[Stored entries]
•••

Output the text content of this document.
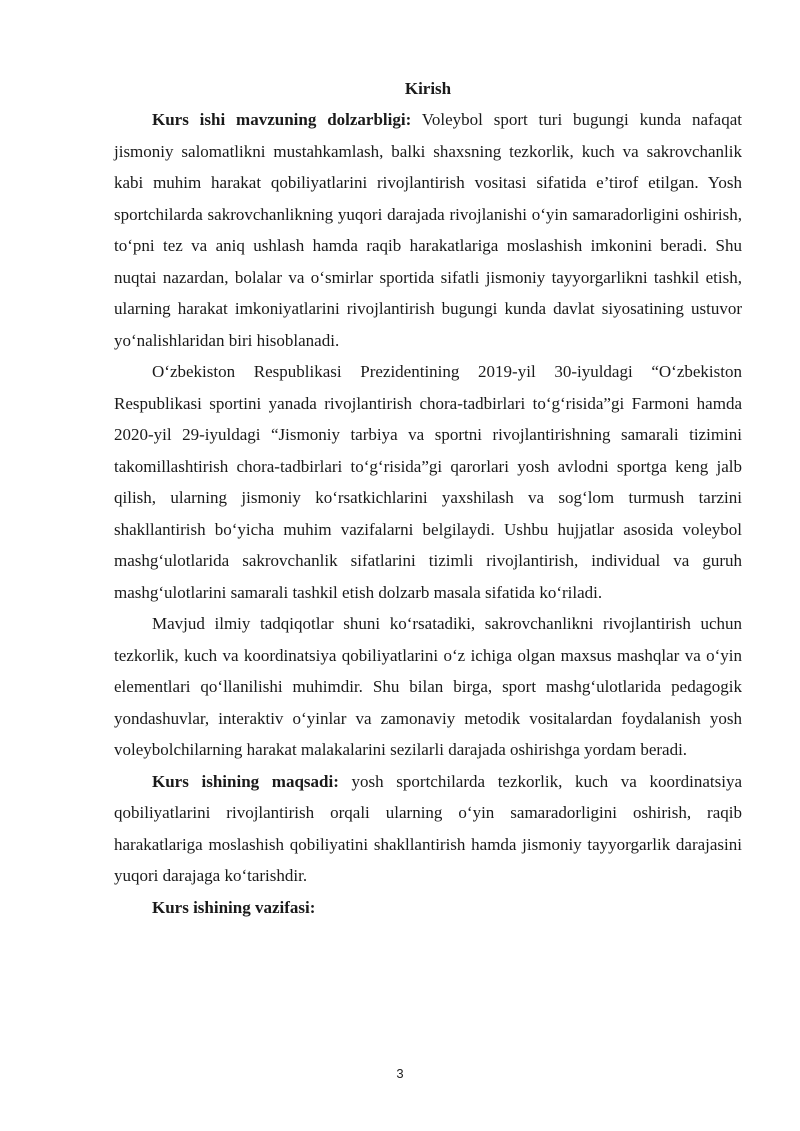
Kirish

Kurs ishi mavzuning dolzarbligi: Voleybol sport turi bugungi kunda nafaqat jismoniy salomatlikni mustahkamlash, balki shaxsning tezkorlik, kuch va sakrovchanlik kabi muhim harakat qobiliyatlarini rivojlantirish vositasi sifatida e’tirof etilgan. Yosh sportchilarda sakrovchanlikning yuqori darajada rivojlanishi o‘yin samaradorligini oshirish, to‘pni tez va aniq ushlash hamda raqib harakatlariga moslashish imkonini beradi. Shu nuqtai nazardan, bolalar va o‘smirlar sportida sifatli jismoniy tayyorgarlikni tashkil etish, ularning harakat imkoniyatlarini rivojlantirish bugungi kunda davlat siyosatining ustuvor yo‘nalishlaridan biri hisoblanadi.

O‘zbekiston Respublikasi Prezidentining 2019-yil 30-iyuldagi “O‘zbekiston Respublikasi sportini yanada rivojlantirish chora-tadbirlari to‘g‘risida”gi Farmoni hamda 2020-yil 29-iyuldagi “Jismoniy tarbiya va sportni rivojlantirishning samarali tizimini takomillashtirish chora-tadbirlari to‘g‘risida”gi qarorlari yosh avlodni sportga keng jalb qilish, ularning jismoniy ko‘rsatkichlarini yaxshilash va sog‘lom turmush tarzini shakllantirish bo‘yicha muhim vazifalarni belgilaydi. Ushbu hujjatlar asosida voleybol mashg‘ulotlarida sakrovchanlik sifatlarini tizimli rivojlantirish, individual va guruh mashg‘ulotlarini samarali tashkil etish dolzarb masala sifatida ko‘riladi.

Mavjud ilmiy tadqiqotlar shuni ko‘rsatadiki, sakrovchanlikni rivojlantirish uchun tezkorlik, kuch va koordinatsiya qobiliyatlarini o‘z ichiga olgan maxsus mashqlar va o‘yin elementlari qo‘llanilishi muhimdir. Shu bilan birga, sport mashg‘ulotlarida pedagogik yondashuvlar, interaktiv o‘yinlar va zamonaviy metodik vositalardan foydalanish yosh voleybolchilarning harakat malakalarini sezilarli darajada oshirishga yordam beradi.

Kurs ishining maqsadi: yosh sportchilarda tezkorlik, kuch va koordinatsiya qobiliyatlarini rivojlantirish orqali ularning o‘yin samaradorligini oshirish, raqib harakatlariga moslashish qobiliyatini shakllantirish hamda jismoniy tayyorgarlik darajasini yuqori darajaga ko‘tarishdir.

Kurs ishining vazifasi:

3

•••

▸ WHAT YOU HAVE TO DO:
The data should be printed again unchanged; leave its pictures out.

▸ SOLUTION FOR THIS TASK:
Output the text content of this document.
Kirish

Kurs ishi mavzuning dolzarbligi: Voleybol sport turi bugungi kunda nafaqat jismoniy salomatlikni mustahkamlash, balki shaxsning tezkorlik, kuch va sakrovchanlik kabi muhim harakat qobiliyatlarini rivojlantirish vositasi sifatida e’tirof etilgan. Yosh sportchilarda sakrovchanlikning yuqori darajada rivojlanishi o‘yin samaradorligini oshirish, to‘pni tez va aniq ushlash hamda raqib harakatlariga moslashish imkonini beradi. Shu nuqtai nazardan, bolalar va o‘smirlar sportida sifatli jismoniy tayyorgarlikni tashkil etish, ularning harakat imkoniyatlarini rivojlantirish bugungi kunda davlat siyosatining ustuvor yo‘nalishlaridan biri hisoblanadi.

O‘zbekiston Respublikasi Prezidentining 2019-yil 30-iyuldagi “O‘zbekiston Respublikasi sportini yanada rivojlantirish chora-tadbirlari to‘g‘risida”gi Farmoni hamda 2020-yil 29-iyuldagi “Jismoniy tarbiya va sportni rivojlantirishning samarali tizimini takomillashtirish chora-tadbirlari to‘g‘risida”gi qarorlari yosh avlodni sportga keng jalb qilish, ularning jismoniy ko‘rsatkichlarini yaxshilash va sog‘lom turmush tarzini shakllantirish bo‘yicha muhim vazifalarni belgilaydi. Ushbu hujjatlar asosida voleybol mashg‘ulotlarida sakrovchanlik sifatlarini tizimli rivojlantirish, individual va guruh mashg‘ulotlarini samarali tashkil etish dolzarb masala sifatida ko‘riladi.

Mavjud ilmiy tadqiqotlar shuni ko‘rsatadiki, sakrovchanlikni rivojlantirish uchun tezkorlik, kuch va koordinatsiya qobiliyatlarini o‘z ichiga olgan maxsus mashqlar va o‘yin elementlari qo‘llanilishi muhimdir. Shu bilan birga, sport mashg‘ulotlarida pedagogik yondashuvlar, interaktiv o‘yinlar va zamonaviy metodik vositalardan foydalanish yosh voleybolchilarning harakat malakalarini sezilarli darajada oshirishga yordam beradi.

Kurs ishining maqsadi: yosh sportchilarda tezkorlik, kuch va koordinatsiya qobiliyatlarini rivojlantirish orqali ularning o‘yin samaradorligini oshirish, raqib harakatlariga moslashish qobiliyatini shakllantirish hamda jismoniy tayyorgarlik darajasini yuqori darajaga ko‘tarishdir.

Kurs ishining vazifasi:

3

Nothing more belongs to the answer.